* _SUPPLIED RECORDS_:
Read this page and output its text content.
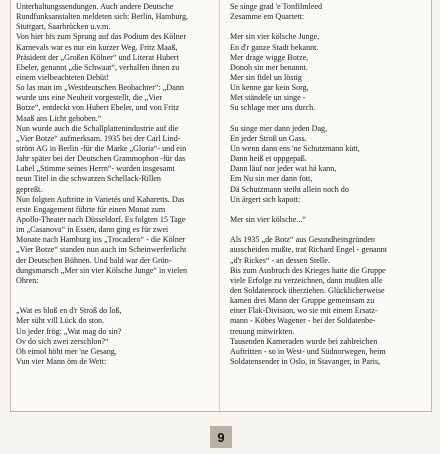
Unterhaltungssendungen. Auch andere Deutsche
Rundfunksanstalten meldeten sich: Berlin, Hamburg,
Stuttgart, Saarbrücken u.v.m.
Von hier bis zum Sprung auf das Podium des Kölner
Karnevals war es nur ein kurzer Weg. Fritz Maaß,
Präsident der „Großen Kölner“ und Literat Hubert
Ebeler, genannt „die Schwaat“, verhalfen ihnen zu
einem vielbeachteten Debüt!
So las man im „Westdeutschen Beobachter“: „Dann
wurde uns eine Neuheit vorgestellt, die „Vier
Botze“, entdeckt von Hubert Ebeler, und von Fritz
Maaß ans Licht gehoben.“
Nun wurde auch die Schallplattenindustrie auf die
„Vier Botze“ aufmerksam. 1935 bei der Carl Lind-
ström AG in Berlin -für die Marke „Gloria“- und ein
Jahr später bei der Deutschen Grammophon -für das
Label „Stimme seines Herrn“- wurden insgesamt
neun Titel in die schwarzen Schellack-Rillen
gepreßt.
Nun folgten Auftritte in Varietés und Kabaretts. Das
erste Engagement führte für einen Monat zum
Apollo-Theater nach Düsseldorf. Es folgten 15 Tage
im „Casanova“ in Essen, dann ging es für zwei
Monate nach Hamburg ins „Trocadero“ - die Kölner
„Vier Botze“ standen nun auch im Scheinwerferlicht
der Deutschen Bühnen. Und bald war der Grün-
dungsmarsch „Mer sin vier Kölsche Junge“ in vielen
Ohren:
„Wat es bloß en d'r Stroß do loß,
Mer süht vill Lück do ston.
Un jeder frög: „Wat mag do sin?
Ov do sich zwei zerschlon?“
Oh eimol höht mer 'ne Gesang,
Vun vier Mann öm de Wett:
Se singe grad 'e Tonfilmleed
Zesamme em Quartett:
Mer sin vier kölsche Junge,
En d'r ganze Stadt bekannt.
Mer drage wigge Botze,
Donoh sin mer benannt.
Mer sin fidel un löstig
Un kenne gar kein Sorg,
Met ständele un singe -
Su schlage mer uns durch.
Su singe mer dann jeden Dag,
En jeder Stroß un Gass.
Un wenn dann ens 'ne Schutzmann kütt,
Dann heiß et oppgepaß.
Dann läuf nor jeder wat hä kann,
Em Nu sin mer dann fott,
Dä Schutzmann steiht allein noch do
Un ärgert sich kapott:
Mer sin vier kölsche...“
Als 1935 „de Botz“ aus Gesundheitsgründen
ausscheiden mußte, trat Richard Engel - genannt
„d'r Rickes“ - an dessen Stelle.
Bis zum Ausbruch des Krieges hatte die Gruppe
viele Erfolge zu verzeichnen, dann mußten alle
den Soldatenrock überziehen. Glücklicherweise
kamen drei Mann der Gruppe gemeinsam zu
einer Flak-Division, wo sie mit einem Ersatz-
mann - Köbes Wagener - bei der Soldatenbe-
treuung mitwirkten.
Tausenden Kameraden wurde bei zahlreichen
Auftritten - so in West- und Südnorwegen, beim
Soldatensender in Oslo, in Stavanger, in Paris,
9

* _EXERCISE PROMPT_:
Tally the lines of the listing that include "genannt". Reply with nothing but the count.

* _REPLY_:
2